SOURCE EXTRACT:
● ● ●

Tuesday, February 17, 2015

The Amish Horse Team



Yesterday would have been my father's 73rd birthday.  Ever since his death in June, it has been a struggle without him.  We butted heads a lot, my father and I, but his love for me was endless and he was a great father.  I miss him dearly.  Holidays and special days are most difficult.  I found myself very quiet and reflective yesterday, remembering and honoring my father.  If I am not careful, I can let the sadness of it all overwhelm me and I know my father would not have liked that.  He would have used that tough love of his and he would have told me to stop being sad and feeling sorry for myself and get out and do something.  So, I did.

● ● ●

ACTIONS TO TAKE:
1. In the blog post about the writer's late father, what three things does the writer say the father would have told them to do? List them all.
2. Write the next part of the blog post about the writer's late father, starting right after "So, I did."

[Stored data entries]
● ● ●

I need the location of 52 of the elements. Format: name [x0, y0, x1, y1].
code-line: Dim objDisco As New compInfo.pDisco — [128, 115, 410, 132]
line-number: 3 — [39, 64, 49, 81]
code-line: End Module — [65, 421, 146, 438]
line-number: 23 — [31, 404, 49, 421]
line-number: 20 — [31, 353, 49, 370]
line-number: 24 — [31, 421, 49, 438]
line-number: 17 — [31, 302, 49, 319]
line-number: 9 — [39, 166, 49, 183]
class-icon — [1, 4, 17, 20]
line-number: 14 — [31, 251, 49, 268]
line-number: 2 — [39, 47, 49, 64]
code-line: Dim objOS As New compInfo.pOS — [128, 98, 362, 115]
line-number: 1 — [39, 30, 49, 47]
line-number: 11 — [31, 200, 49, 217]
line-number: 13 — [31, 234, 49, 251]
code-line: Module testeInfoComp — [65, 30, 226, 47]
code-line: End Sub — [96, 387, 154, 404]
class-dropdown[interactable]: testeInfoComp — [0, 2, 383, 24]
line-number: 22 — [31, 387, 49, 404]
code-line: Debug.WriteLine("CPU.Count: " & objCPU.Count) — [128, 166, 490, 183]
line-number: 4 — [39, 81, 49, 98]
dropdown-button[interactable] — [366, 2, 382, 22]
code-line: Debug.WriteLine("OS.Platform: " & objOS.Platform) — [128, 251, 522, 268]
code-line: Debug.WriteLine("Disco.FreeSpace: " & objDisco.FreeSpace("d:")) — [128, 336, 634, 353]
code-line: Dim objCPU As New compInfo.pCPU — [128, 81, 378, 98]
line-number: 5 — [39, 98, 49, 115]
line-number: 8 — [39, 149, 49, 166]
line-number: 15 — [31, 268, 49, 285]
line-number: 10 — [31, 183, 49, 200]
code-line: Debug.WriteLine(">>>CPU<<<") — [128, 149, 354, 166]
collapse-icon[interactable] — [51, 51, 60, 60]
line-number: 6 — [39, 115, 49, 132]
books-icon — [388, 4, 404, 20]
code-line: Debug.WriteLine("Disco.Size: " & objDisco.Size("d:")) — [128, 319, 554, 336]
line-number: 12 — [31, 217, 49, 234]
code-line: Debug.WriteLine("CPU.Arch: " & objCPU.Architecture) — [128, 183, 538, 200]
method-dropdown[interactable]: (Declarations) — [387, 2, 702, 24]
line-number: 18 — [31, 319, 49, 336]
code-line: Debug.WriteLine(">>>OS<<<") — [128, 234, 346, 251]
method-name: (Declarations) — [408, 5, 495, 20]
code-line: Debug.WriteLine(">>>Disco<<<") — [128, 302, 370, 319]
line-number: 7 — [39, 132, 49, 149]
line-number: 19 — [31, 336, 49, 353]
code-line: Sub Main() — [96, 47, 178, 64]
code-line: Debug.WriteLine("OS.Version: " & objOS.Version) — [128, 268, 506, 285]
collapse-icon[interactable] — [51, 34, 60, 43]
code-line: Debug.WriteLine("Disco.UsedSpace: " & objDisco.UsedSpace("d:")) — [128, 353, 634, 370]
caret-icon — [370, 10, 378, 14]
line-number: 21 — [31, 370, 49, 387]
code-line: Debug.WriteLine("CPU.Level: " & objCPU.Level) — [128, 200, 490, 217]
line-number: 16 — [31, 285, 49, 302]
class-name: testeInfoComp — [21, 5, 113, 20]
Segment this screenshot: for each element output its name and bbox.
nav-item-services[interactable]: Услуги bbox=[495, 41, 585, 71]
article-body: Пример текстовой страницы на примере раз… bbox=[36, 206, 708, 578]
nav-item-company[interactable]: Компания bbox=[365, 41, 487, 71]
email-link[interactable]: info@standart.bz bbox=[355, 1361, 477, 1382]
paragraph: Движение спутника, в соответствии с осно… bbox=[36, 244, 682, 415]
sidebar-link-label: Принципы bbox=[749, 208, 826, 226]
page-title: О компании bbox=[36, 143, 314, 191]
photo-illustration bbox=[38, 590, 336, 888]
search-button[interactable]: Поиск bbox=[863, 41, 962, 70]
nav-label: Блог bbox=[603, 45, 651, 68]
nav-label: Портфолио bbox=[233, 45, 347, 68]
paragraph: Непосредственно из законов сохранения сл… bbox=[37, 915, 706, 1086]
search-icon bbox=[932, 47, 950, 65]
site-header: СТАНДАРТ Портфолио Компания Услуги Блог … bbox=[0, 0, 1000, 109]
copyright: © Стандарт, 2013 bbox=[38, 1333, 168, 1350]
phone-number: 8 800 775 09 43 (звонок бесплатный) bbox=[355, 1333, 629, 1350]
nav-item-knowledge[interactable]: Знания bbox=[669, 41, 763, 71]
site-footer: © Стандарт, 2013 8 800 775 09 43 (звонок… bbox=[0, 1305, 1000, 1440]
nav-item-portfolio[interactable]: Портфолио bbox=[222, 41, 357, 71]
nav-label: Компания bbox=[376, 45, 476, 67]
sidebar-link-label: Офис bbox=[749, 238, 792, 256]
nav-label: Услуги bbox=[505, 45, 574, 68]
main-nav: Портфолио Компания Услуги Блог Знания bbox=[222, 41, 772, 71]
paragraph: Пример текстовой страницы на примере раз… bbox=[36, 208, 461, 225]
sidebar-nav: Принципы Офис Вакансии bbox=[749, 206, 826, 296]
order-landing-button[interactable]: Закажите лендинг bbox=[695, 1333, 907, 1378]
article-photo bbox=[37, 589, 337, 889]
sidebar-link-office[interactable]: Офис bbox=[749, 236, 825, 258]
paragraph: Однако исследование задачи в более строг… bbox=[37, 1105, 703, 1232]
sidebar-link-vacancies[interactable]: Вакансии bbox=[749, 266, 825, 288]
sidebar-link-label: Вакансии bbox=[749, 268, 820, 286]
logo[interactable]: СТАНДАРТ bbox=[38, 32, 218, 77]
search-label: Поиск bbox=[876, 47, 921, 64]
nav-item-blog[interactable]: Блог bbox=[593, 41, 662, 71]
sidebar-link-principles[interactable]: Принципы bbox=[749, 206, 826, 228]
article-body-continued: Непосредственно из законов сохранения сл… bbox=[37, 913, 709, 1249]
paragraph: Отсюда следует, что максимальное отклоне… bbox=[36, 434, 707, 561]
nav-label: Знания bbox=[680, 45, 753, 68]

● ● ●

ANSWERS PER TASK:
1.
1. Stop being sad
2. Stop feeling sorry for myself
3. Get out and do something

2.
I took a drive in and around Lancaster, PA.  I just couldn't sit home and mope, so despite the -3 degree temperatures, I ventured out.  Along the way, I came across an Amish farm where I found this team of horses waiting patiently to head out into the frozen day to do some work.  I only stopped briefly to grab this picture and then I was on my way again, but something about them grabbed my attention.  I swear they knew I was taking their picture.  All 4 of them seemed like wise souls...the way they watched me somewhat interested in my presence yet somewhat detached and more interested in their owner letting them begin their day.

I'm glad I was able to get out, but the truth is, I am still sad.  I do miss my father every day and time doesn't seem to heal a thing when it is a loss this grand.  I am confident I won't wallow in the sadness of being without him, but I am also confident it won't ever become easy.